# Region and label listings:

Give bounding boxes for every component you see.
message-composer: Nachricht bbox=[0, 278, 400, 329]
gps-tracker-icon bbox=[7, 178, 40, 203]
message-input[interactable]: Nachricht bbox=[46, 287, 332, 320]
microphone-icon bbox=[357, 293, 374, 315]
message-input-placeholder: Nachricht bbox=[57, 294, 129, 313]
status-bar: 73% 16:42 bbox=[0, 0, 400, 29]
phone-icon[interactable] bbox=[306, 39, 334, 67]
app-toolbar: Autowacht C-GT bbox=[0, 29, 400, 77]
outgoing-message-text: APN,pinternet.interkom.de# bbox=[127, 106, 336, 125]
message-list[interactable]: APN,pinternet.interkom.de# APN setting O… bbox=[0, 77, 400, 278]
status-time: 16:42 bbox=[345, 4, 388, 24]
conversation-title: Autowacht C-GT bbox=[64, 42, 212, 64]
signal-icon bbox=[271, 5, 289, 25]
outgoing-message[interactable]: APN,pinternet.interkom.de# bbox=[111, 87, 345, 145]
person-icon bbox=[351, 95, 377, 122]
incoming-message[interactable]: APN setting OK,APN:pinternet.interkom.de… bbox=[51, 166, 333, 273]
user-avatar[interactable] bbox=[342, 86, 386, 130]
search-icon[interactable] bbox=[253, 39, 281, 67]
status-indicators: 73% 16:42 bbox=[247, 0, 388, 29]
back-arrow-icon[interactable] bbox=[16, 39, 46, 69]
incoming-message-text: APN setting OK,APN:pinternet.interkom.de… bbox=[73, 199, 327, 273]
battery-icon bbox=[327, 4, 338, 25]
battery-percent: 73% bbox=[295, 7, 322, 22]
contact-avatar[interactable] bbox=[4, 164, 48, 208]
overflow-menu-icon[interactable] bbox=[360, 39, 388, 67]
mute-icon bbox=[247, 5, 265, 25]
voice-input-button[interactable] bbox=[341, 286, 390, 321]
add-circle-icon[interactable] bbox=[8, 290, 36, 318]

# What the exercise asks:
Rewrite every line of the records above as a JSON list of strings, with one string per line and no blank lines.

# The answer:
[
  "Give bounding boxes for every component you see.",
  "message-composer: Nachricht bbox=[0, 278, 400, 329]",
  "gps-tracker-icon bbox=[7, 178, 40, 203]",
  "message-input[interactable]: Nachricht bbox=[46, 287, 332, 320]",
  "microphone-icon bbox=[357, 293, 374, 315]",
  "message-input-placeholder: Nachricht bbox=[57, 294, 129, 313]",
  "status-bar: 73% 16:42 bbox=[0, 0, 400, 29]",
  "phone-icon[interactable] bbox=[306, 39, 334, 67]",
  "app-toolbar: Autowacht C-GT bbox=[0, 29, 400, 77]",
  "outgoing-message-text: APN,pinternet.interkom.de# bbox=[127, 106, 336, 125]",
  "message-list[interactable]: APN,pinternet.interkom.de# APN setting O… bbox=[0, 77, 400, 278]",
  "status-time: 16:42 bbox=[345, 4, 388, 24]",
  "conversation-title: Autowacht C-GT bbox=[64, 42, 212, 64]",
  "signal-icon bbox=[271, 5, 289, 25]",
  "outgoing-message[interactable]: APN,pinternet.interkom.de# bbox=[111, 87, 345, 145]",
  "person-icon bbox=[351, 95, 377, 122]",
  "incoming-message[interactable]: APN setting OK,APN:pinternet.interkom.de… bbox=[51, 166, 333, 273]",
  "user-avatar[interactable] bbox=[342, 86, 386, 130]",
  "search-icon[interactable] bbox=[253, 39, 281, 67]",
  "status-indicators: 73% 16:42 bbox=[247, 0, 388, 29]",
  "back-arrow-icon[interactable] bbox=[16, 39, 46, 69]",
  "incoming-message-text: APN setting OK,APN:pinternet.interkom.de… bbox=[73, 199, 327, 273]",
  "battery-icon bbox=[327, 4, 338, 25]",
  "battery-percent: 73% bbox=[295, 7, 322, 22]",
  "contact-avatar[interactable] bbox=[4, 164, 48, 208]",
  "overflow-menu-icon[interactable] bbox=[360, 39, 388, 67]",
  "mute-icon bbox=[247, 5, 265, 25]",
  "voice-input-button[interactable] bbox=[341, 286, 390, 321]",
  "add-circle-icon[interactable] bbox=[8, 290, 36, 318]"
]